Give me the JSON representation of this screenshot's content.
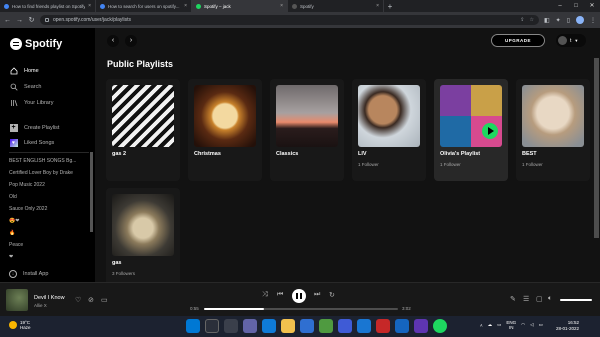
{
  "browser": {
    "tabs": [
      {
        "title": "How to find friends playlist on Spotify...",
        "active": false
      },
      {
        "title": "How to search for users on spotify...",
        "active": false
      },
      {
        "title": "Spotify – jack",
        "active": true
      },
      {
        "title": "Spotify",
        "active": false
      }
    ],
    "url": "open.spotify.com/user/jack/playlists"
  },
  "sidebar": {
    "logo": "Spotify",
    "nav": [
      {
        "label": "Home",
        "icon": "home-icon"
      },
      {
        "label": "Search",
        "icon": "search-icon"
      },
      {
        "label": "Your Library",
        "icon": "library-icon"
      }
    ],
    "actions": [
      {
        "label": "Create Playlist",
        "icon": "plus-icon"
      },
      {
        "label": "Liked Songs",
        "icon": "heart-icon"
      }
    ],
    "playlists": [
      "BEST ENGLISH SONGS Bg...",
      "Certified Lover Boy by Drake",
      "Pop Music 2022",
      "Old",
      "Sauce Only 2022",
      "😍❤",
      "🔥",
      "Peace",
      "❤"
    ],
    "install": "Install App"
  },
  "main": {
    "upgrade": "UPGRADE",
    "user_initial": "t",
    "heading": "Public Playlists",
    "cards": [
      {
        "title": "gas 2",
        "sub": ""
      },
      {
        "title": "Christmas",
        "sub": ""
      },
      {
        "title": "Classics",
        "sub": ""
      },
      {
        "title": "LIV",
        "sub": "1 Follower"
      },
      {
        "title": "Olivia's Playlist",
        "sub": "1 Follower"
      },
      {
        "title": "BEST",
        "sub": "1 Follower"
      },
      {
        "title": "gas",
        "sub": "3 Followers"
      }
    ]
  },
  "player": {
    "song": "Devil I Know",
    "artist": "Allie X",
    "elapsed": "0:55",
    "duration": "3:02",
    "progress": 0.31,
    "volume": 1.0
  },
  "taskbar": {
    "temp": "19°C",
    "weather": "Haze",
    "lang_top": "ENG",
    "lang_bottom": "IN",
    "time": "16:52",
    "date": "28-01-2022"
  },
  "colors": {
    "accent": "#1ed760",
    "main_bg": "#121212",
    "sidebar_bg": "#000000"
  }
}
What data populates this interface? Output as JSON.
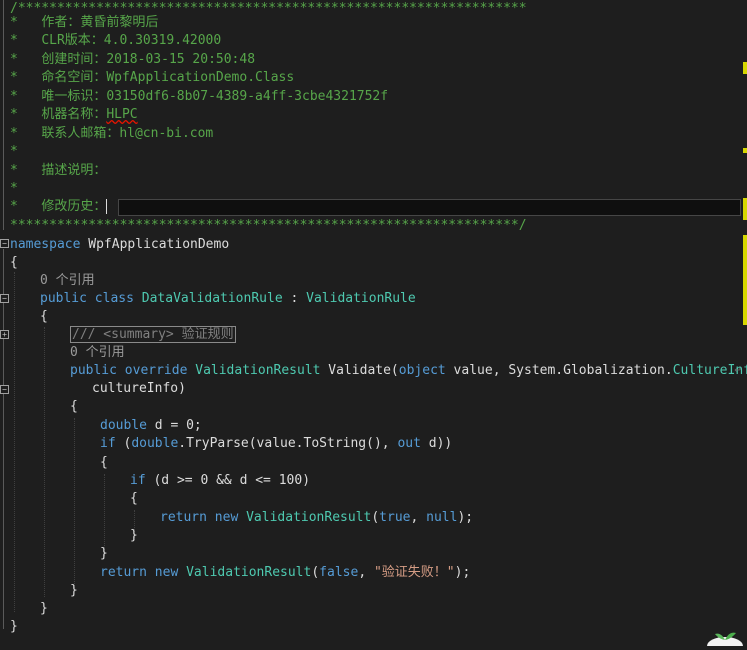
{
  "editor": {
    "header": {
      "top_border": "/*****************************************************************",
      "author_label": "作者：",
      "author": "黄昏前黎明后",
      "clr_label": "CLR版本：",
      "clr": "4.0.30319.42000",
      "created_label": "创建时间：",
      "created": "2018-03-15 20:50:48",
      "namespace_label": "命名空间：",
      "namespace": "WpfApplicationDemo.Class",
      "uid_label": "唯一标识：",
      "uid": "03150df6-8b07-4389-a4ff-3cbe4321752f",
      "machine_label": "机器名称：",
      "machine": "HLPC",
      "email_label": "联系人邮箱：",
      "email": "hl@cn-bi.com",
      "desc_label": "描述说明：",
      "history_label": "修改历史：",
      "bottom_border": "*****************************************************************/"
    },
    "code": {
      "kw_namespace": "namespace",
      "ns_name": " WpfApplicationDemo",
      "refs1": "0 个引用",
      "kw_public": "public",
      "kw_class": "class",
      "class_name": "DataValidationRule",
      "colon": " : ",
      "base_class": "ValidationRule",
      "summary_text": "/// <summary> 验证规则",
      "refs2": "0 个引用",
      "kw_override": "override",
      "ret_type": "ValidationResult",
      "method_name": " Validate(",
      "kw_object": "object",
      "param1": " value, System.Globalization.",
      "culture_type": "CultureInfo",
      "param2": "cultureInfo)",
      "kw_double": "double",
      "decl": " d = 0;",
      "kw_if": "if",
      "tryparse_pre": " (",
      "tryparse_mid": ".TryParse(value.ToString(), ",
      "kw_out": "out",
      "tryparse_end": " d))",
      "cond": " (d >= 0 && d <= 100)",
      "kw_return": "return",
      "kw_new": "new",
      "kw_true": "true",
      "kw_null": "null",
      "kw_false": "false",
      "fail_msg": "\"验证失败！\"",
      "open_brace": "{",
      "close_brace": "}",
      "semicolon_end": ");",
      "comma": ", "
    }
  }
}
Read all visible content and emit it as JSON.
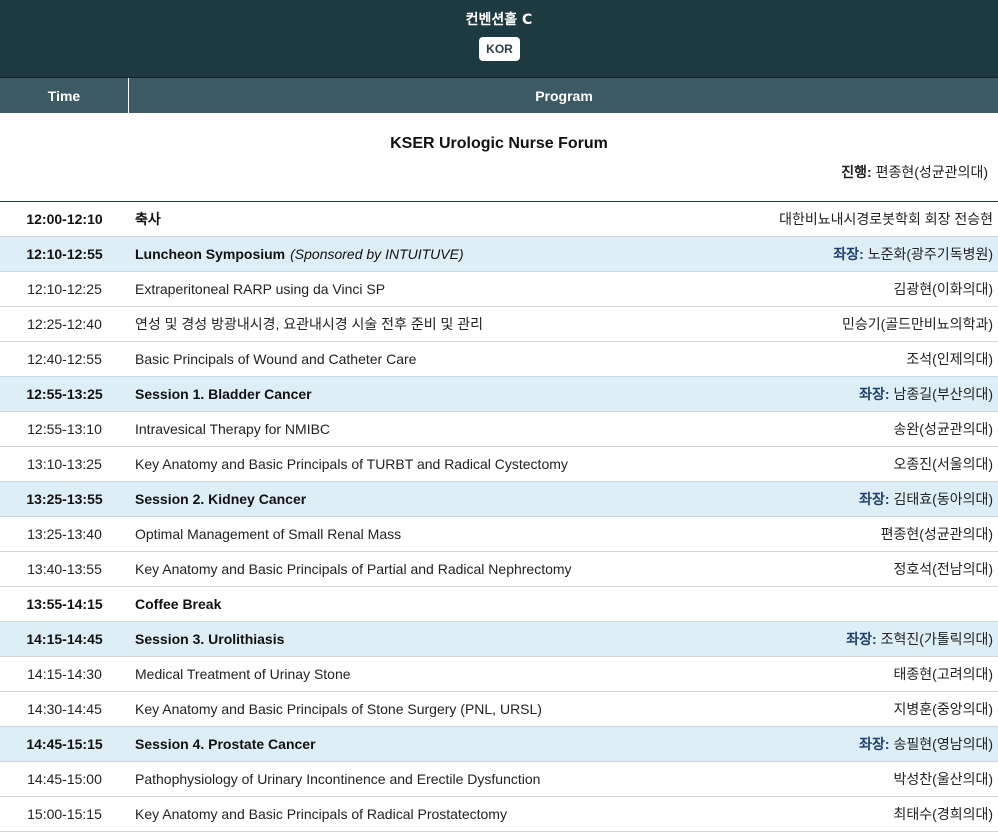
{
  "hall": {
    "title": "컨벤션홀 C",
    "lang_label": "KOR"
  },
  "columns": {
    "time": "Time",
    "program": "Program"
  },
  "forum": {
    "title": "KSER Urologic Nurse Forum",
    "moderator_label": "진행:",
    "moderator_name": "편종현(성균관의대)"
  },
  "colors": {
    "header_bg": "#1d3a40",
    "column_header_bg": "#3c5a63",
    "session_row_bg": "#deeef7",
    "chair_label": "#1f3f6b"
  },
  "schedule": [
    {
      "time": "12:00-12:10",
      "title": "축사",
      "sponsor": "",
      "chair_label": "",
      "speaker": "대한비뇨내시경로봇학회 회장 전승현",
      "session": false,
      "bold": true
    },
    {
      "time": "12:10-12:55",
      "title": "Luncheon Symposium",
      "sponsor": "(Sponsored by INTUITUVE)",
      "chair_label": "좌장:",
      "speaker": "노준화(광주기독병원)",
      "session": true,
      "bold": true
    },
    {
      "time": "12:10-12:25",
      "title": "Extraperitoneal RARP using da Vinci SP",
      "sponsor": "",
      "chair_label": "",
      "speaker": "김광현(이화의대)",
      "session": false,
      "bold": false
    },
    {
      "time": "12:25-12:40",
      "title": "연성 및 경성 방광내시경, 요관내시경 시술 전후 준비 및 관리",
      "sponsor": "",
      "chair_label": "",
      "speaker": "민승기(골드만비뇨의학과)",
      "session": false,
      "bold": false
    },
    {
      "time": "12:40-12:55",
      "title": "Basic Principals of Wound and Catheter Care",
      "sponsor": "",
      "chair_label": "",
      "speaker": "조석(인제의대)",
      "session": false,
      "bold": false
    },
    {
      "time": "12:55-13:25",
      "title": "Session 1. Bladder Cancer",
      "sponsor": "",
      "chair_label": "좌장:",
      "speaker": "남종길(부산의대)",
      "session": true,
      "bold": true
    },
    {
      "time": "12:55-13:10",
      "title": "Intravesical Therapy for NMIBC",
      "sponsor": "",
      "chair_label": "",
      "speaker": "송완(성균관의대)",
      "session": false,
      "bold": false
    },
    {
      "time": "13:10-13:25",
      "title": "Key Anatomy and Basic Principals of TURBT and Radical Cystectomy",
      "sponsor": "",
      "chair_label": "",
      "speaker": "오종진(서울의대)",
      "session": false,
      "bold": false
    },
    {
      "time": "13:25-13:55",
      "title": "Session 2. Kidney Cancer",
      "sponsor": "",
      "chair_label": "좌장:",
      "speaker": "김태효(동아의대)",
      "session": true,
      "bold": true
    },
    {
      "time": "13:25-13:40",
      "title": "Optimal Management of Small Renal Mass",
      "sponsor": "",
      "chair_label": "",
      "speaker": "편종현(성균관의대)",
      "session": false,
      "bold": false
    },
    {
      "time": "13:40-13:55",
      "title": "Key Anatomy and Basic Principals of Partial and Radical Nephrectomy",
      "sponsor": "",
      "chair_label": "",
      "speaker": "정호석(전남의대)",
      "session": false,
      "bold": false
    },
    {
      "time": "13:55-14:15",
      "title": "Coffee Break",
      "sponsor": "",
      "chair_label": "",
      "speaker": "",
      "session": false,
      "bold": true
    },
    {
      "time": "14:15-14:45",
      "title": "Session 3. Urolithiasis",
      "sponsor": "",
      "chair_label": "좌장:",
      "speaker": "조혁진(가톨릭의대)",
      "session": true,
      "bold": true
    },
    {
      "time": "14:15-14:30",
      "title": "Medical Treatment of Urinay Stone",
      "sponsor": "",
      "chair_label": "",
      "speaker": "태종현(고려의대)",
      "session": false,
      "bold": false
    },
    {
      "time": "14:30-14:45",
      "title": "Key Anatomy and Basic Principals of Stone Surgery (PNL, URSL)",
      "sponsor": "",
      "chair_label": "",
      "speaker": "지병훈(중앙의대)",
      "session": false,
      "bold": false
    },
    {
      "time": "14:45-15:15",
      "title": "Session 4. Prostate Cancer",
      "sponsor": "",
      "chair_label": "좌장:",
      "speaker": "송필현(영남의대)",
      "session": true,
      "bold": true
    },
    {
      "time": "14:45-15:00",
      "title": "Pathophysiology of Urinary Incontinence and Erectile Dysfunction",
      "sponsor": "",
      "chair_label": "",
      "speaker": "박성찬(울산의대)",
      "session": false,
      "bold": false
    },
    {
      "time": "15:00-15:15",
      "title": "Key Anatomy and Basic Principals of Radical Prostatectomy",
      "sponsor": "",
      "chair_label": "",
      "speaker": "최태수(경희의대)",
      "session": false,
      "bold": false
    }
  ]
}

◆ SET TASK ◆
Scan the listing above. Collect all lines with the word "value".

◆ FINAL RESULT ◆
      "param1": " value, System.Globalization.",
      "tryparse_mid": ".TryParse(value.ToString(), ",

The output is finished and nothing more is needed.